━━ ОТРЫВОК ━━

В городе на НевеО книгах, библиотеках и библиотекаряхПочти восемьдесят лет я хожу по Петербургу-Ленинграду, любуюсь его красотами и сокровищами.
Исаакиевским собором, на одной из колонн которого заметен как бы шрам от когтей титанического тигра — щербина, сделанная фашистским снарядом. От снаряда не осталось и синь-порошинки, а собор — стоит, как стоял.
Улицей зодчего Росси — живым воплощением тех «громад недвижных улиц», которыми белой ночью любовался Пушкин...
С той же гордостью любуюсь я и зданиями прославленных библиотек города — всем известной Публичной имени М.Е. Салтыкова-Щедрина, дорогим каждому человеку науки БАНом — Библиотекой Академии наук.
Я стою на Невском и смотрю на полукруглую ротонду «Публички». Потом огибаю здание, и на серебристо-сиреневом шёлке летнего неба, прямо над входом в библиотеку, вырисовывается силуэт Афины-Палла-ды. На шлеме богини лежит самый маленький из многочисленных сфинксов Ленинграда: какую загадку собирается задать он каждому из входящих в охраняемые им двери?
Миллионы загадок даны и разрешены в десятках миллионов книг, собранных здесь. Я думаю об этом океане книг, о лоцманах этого океана — о библиотекарях. Без них мёртвым грузом стали бы все двадцать миллионов книг Публичной библиотеки.
Подходя к Публичной, я думаю: её библиотекарями были Иван Андреевич Крылов и Владимир Васильевич Стасов. А читателями — многие великие люди нашей страны, и среди них — Владимир Ильич Ленин.
В начале века и я, трепеща, пошёл в её читальный зал. В то время, помнится, пространство в нём делилось «на лампы». Заглянув в «удостоверение личности», нам говорили: «Пройдите к 3-й (или — ко 2-й, или к 7-й) лампе». На высоком ларе-прилавке, поперёк всего зала горели лампы на ножках, под белыми фаянсовыми колпаками. Вы шли к той, возле которой стояла картонка с указанным вам номером, и, выписав требование, отдавали его тихой женщине-библиотекарю и получали книги, и садились за стол. И тотчас на вас как бы со всех сторон сходила, обволакивала вас особая, библиотечная, наверное, царящая во всех библиотеках мира, но мне явившаяся как питерская, петроградская тишина, мудрая и строгая, ласковая и гипнотизирующая. Много лет приходил я и в Публичную, и в Библиотеку Академии наук, но ни разу не слышал в их стенах над развёрнутыми томами громкого слова, сердитого голоса.
Годы шли, и я освоился в этих храмах знания. В Публичную заходил теперь уже и в зал рукописей — в святая святых. Маленький, как добрый гном, бочком и снизу взиравший на мои 190 сантиметров Иван Афанасьевич Бычков-младший, хранитель и сын основателя этой сокровищ ницы, выдал мне для чтения в зале древнюю рукописную книгу «О псовой охоте» некоего Остророга, жившего в XVI веке. Начал тогда, в 1926 году, работу о словаре охотников. Работа затянулась, отвлекло другое. В следующий раз к Бычкову я пришёл через шесть лет. Маленькими ладошками своими он, как и шесть лет назад, крепко обхватил мою широкую ручищу и с ласковым упрёком: «Как же, как же! Помню. Остророг, "О псовой охоте". Лежит, лежит, отложенная. Дожидается вас! Давненько небыли...»

━━━

- ЗАДАНИЕ 1
Определите, согласуется ли с отрывком каждое из утверждений: (а) Исаакиевский собор был разрушен фашистским снарядом; (б) Иван Андреевич Крылов служил библиотекарем Публичной библиотеки; (в) в читальных залах Публичной и Библиотеки Академии наук нередко звучали громкие споры. Для каждого ответьте «да» или «нет» и приведите точную цитату из отрывка, которая это решает.
- ЗАДАНИЕ 2
Назовите год, когда, согласно отрывку, была начата работа о словаре охотников.
- ЗАДАНИЕ 3
Перескажите в виде короткого списка абзац отрывка, который начинается словами «В начале века и я, трепеща», и сохраните его основные факты.
Записи никак не связаны с отрывком.

━━ ИСХОДНЫЕ ДАННЫЕ ━━

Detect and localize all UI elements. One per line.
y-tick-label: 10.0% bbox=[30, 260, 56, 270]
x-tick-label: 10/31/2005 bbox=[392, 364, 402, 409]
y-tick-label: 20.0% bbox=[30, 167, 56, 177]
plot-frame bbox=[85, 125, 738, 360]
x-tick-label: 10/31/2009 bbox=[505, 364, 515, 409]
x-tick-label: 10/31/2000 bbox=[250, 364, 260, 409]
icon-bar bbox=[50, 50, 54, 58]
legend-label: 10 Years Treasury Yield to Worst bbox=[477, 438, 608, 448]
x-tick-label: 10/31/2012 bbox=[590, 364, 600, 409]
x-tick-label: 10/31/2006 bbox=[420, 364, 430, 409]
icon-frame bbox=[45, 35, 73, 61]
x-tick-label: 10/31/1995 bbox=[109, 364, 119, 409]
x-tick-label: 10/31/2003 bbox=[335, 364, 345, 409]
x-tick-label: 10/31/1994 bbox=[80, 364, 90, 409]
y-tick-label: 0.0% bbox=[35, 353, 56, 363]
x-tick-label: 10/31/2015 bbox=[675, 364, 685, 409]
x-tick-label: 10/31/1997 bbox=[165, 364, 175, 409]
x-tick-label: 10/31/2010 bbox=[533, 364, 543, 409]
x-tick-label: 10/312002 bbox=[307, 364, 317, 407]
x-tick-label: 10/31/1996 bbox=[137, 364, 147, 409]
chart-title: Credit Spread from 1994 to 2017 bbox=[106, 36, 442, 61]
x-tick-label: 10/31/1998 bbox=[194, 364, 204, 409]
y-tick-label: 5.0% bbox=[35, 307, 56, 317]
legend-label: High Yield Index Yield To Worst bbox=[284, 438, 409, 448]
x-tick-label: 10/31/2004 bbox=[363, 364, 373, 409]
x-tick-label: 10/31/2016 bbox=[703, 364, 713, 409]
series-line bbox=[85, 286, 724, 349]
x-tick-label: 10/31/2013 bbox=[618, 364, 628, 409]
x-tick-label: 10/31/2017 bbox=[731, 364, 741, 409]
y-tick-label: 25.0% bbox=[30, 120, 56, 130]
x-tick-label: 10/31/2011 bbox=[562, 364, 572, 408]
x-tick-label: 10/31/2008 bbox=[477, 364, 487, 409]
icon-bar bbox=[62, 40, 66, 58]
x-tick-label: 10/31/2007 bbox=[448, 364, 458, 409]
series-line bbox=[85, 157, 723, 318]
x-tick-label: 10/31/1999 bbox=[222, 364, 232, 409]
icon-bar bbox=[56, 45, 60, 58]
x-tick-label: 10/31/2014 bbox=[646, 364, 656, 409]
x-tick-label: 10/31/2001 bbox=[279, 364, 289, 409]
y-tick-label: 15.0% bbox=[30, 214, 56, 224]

━━━

- РАЗБОР РЕШЕНИЯ 1
(а) Нет: «а собор — стоит, как стоял».
(б) Да: «её библиотекарями были Иван Андреевич Крылов и Владимир Васильевич Стасов».
(в) Нет: «ни разу не слышал в их стенах над развёрнутыми томами громкого слова, сердитого голоса».

- РАЗБОР РЕШЕНИЯ 2
В 1926 году.

- РАЗБОР РЕШЕНИЯ 3
- Первое посещение читального зала Публичной библиотеки пришлось на начало века.
- Пространство зала делилось «на лампы»: проверив удостоверение личности, читателя направляли к лампе с определённым номером.
- Лампы на ножках под белыми фаянсовыми колпаками стояли на высоком ларе-прилавке поперёк всего зала, у каждой была картонка с номером.
- У своей лампы читатель выписывал требование, отдавал его библиотекарю, получал книги и садился за стол.
- В зале царила особая тишина, мудрая и строгая, ласковая и гипнотизирующая.
- За много лет посещений Публичной библиотеки и Библиотеки Академии наук в их стенах ни разу не прозвучало громкого слова или сердитого голоса.